** START Excerpted data **

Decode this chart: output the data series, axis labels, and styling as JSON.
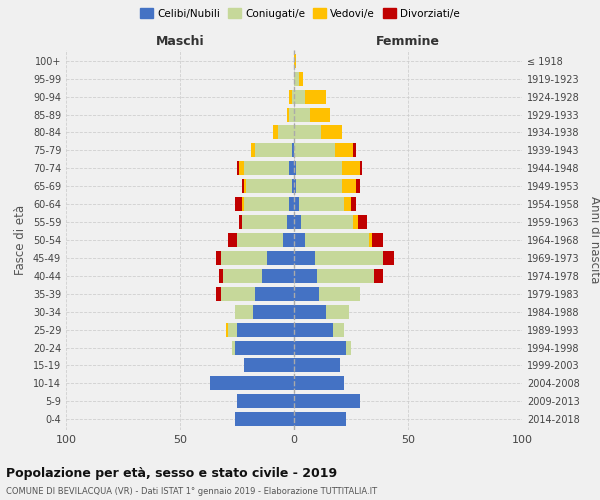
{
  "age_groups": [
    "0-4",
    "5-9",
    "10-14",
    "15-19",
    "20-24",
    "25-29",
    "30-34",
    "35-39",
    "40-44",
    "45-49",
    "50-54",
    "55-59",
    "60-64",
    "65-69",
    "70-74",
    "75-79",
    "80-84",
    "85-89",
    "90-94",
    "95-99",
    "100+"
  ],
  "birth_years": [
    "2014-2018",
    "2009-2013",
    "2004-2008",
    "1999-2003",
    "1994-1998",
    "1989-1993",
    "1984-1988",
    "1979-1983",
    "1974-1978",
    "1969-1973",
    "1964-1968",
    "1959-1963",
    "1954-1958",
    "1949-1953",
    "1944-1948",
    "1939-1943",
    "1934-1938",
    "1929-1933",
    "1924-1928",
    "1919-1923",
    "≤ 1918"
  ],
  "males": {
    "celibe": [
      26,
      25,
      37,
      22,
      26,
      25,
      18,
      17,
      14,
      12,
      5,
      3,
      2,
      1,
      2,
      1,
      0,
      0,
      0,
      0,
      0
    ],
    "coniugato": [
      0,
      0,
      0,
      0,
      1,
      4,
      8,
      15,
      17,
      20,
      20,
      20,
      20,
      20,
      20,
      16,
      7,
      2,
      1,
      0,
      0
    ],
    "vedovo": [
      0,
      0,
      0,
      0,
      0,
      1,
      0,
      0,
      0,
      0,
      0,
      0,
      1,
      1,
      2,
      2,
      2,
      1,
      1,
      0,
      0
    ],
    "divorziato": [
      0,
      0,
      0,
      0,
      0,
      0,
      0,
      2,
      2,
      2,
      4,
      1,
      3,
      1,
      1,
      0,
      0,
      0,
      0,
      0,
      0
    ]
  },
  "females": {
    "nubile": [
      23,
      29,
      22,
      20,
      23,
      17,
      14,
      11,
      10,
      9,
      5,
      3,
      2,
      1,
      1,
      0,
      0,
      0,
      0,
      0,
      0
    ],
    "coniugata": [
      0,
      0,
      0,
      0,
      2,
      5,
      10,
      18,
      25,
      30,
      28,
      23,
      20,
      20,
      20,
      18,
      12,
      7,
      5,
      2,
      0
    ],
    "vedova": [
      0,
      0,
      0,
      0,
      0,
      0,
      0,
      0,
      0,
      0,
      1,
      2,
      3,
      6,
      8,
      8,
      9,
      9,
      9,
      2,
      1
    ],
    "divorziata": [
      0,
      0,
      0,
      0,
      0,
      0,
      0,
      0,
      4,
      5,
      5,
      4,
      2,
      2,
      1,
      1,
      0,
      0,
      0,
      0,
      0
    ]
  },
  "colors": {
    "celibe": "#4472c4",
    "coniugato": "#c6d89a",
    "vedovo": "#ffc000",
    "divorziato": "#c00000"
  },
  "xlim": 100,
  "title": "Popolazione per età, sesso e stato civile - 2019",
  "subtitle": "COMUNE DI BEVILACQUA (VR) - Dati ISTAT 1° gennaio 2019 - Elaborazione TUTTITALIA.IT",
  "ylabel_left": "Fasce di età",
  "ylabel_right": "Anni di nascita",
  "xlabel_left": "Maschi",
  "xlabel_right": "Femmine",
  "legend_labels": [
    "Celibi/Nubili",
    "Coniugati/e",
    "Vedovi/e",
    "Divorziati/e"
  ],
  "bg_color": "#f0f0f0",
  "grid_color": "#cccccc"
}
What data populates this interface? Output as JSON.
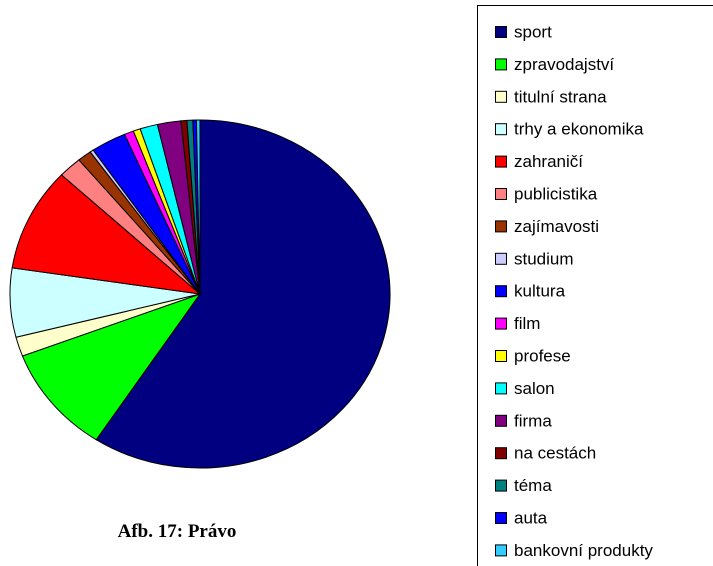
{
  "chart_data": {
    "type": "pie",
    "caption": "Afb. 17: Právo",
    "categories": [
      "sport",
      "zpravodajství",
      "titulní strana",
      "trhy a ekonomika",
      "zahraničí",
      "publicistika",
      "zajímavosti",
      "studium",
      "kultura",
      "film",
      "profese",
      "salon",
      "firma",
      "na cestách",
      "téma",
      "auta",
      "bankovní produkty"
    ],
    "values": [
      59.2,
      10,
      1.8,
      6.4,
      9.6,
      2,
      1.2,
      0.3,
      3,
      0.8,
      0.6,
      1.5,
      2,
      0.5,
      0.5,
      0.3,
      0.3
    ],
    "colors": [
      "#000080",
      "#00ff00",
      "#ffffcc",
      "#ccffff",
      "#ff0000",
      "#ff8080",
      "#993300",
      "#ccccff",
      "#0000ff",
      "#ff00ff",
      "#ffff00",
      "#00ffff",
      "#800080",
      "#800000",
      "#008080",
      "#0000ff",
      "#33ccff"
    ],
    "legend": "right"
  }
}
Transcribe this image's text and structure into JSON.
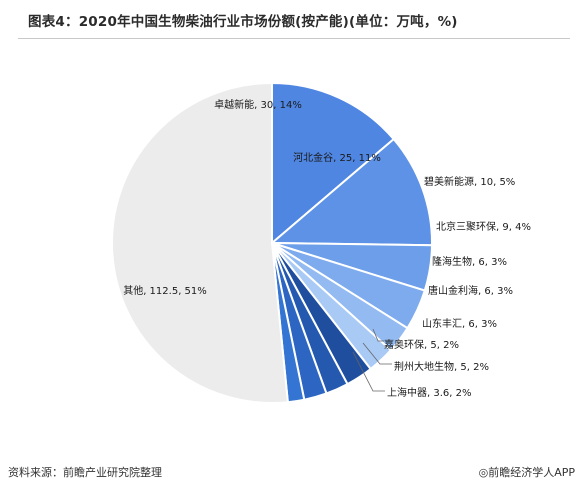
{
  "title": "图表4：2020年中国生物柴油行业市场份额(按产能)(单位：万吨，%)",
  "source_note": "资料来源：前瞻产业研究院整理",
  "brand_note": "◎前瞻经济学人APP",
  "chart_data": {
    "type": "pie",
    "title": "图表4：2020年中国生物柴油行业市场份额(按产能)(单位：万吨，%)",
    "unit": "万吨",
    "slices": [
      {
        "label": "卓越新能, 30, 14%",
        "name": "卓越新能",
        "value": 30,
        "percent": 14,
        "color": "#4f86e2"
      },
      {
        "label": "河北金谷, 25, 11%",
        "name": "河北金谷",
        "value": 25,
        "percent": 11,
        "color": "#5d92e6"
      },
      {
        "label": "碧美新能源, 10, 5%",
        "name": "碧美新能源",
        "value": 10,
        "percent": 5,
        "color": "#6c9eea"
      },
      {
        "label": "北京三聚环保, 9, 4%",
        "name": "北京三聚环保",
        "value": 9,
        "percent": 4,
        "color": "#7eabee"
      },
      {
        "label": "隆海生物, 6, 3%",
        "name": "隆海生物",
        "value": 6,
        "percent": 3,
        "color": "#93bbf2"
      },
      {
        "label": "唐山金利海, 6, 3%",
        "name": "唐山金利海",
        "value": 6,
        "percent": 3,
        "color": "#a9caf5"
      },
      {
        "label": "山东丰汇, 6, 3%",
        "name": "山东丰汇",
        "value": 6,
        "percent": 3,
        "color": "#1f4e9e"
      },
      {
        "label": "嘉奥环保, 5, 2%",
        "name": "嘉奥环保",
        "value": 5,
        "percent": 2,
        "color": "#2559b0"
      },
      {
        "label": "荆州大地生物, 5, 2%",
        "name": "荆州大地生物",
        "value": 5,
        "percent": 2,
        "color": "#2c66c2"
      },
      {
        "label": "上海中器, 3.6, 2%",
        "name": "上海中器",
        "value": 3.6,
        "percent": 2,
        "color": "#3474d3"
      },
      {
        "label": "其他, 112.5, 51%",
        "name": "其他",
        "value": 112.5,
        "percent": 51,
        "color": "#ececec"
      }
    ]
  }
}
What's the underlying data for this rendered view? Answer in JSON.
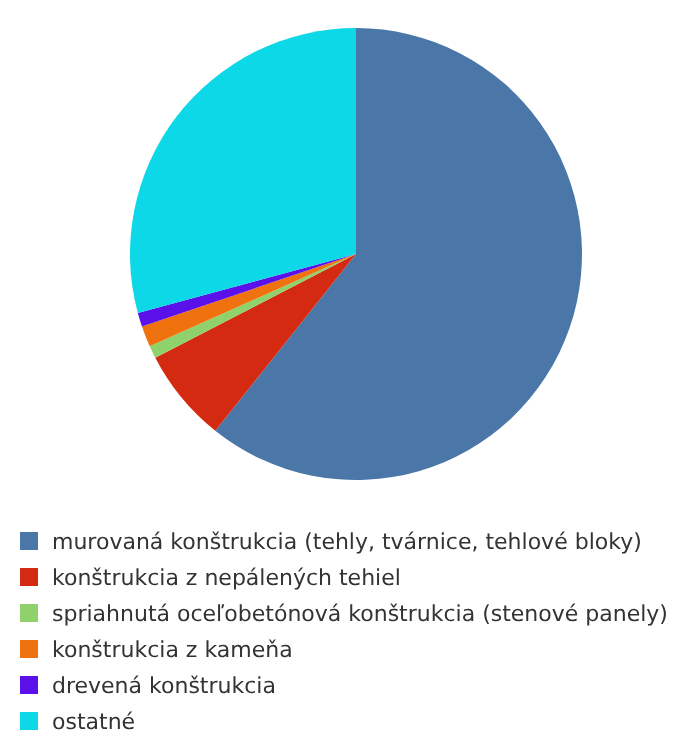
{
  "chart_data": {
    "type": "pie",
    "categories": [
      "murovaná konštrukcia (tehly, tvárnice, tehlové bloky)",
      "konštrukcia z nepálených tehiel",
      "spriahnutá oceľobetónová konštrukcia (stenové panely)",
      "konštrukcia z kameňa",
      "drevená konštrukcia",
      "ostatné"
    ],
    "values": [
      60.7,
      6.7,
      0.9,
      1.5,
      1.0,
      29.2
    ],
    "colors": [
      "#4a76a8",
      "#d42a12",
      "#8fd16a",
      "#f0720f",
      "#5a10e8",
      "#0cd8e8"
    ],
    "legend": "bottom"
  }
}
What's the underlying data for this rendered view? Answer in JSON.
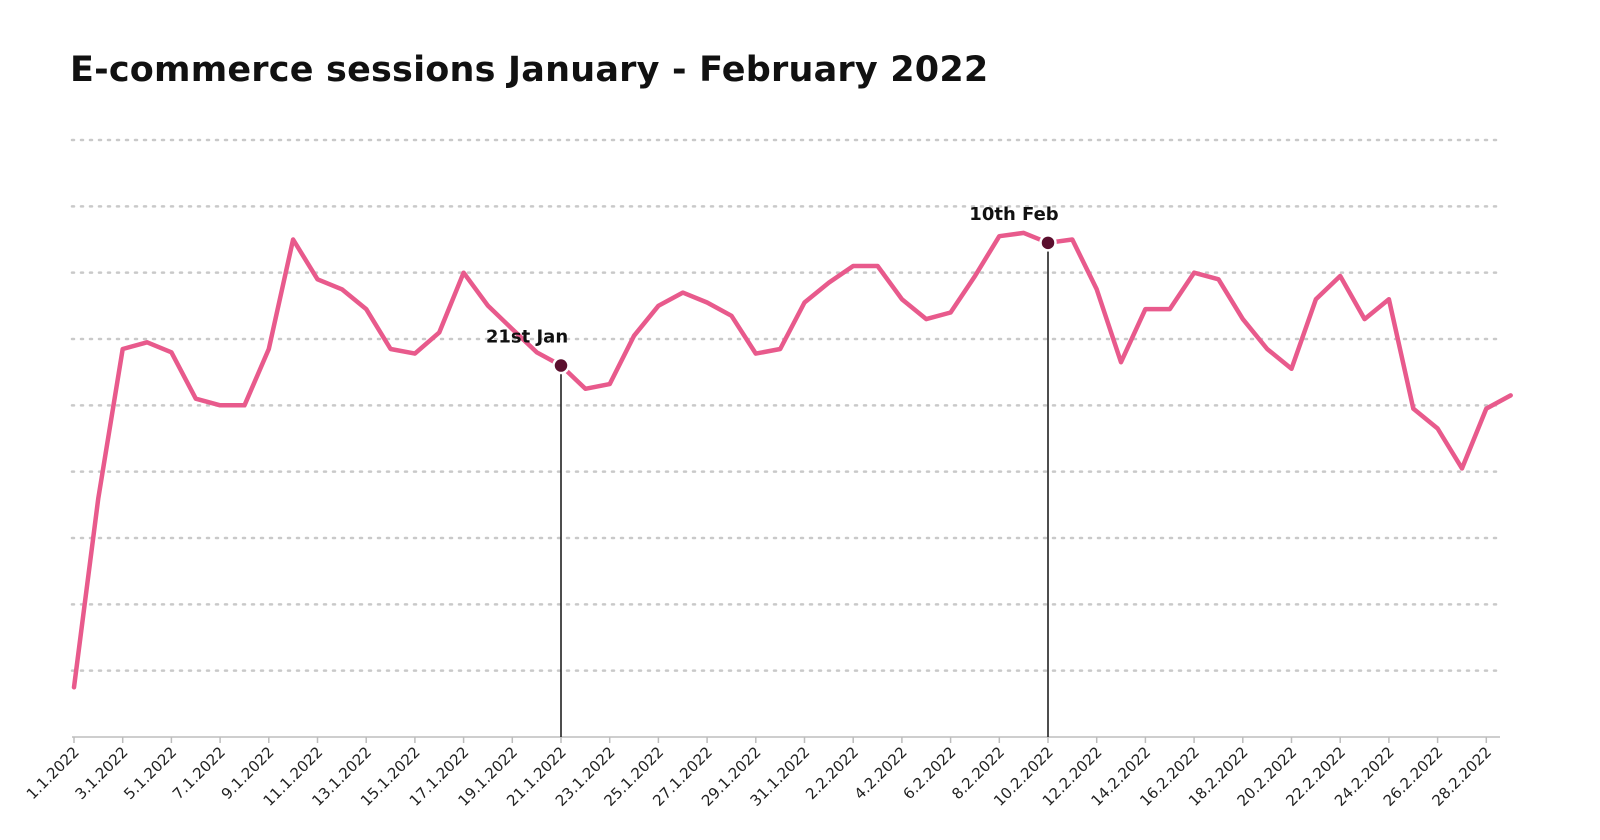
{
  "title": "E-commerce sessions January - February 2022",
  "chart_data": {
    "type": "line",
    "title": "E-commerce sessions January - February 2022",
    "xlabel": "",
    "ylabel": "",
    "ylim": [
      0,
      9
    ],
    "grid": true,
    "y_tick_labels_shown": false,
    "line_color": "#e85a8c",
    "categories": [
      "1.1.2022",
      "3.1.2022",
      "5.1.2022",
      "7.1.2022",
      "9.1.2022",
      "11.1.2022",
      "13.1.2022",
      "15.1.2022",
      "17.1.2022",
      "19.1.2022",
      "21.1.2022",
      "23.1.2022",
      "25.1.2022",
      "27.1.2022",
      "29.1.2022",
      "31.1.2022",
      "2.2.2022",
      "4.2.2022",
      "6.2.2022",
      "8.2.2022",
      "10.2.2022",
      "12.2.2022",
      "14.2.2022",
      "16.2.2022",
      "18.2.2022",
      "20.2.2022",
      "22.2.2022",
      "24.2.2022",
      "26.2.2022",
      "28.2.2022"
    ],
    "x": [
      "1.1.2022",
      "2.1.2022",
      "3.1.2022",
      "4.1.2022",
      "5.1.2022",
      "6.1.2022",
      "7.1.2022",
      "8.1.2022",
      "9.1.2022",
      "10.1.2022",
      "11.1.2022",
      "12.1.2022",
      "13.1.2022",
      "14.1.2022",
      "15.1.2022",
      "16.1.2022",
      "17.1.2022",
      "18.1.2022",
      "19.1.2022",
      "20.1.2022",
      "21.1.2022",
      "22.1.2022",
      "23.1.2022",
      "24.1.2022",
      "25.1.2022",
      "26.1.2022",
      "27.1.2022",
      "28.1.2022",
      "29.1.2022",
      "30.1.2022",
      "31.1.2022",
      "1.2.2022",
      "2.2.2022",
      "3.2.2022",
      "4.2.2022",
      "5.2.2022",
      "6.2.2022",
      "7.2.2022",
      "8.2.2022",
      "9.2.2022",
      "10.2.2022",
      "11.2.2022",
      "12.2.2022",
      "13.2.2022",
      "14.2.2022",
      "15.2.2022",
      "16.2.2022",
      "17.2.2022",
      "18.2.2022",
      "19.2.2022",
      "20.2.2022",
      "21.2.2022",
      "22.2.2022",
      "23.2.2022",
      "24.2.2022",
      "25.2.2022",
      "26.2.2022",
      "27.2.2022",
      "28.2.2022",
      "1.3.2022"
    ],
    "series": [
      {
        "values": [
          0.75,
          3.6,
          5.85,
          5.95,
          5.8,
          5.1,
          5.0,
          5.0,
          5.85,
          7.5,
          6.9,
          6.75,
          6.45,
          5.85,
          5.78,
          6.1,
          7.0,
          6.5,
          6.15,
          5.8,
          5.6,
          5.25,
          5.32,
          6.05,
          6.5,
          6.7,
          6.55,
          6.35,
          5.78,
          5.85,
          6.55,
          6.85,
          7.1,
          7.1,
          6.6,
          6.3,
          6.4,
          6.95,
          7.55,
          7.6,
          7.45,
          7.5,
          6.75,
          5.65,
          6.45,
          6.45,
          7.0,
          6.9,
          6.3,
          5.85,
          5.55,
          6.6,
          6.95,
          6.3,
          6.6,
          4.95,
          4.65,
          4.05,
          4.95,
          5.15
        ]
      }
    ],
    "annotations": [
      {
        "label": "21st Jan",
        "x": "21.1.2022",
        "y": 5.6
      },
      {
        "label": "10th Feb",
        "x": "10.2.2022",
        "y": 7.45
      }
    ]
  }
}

** END Excerpted data **

The request: Leave out every line without the string "February" and copy the rest.

Finished exercise:
  "title": "E-commerce sessions January - February 2022",
    "title": "E-commerce sessions January - February 2022",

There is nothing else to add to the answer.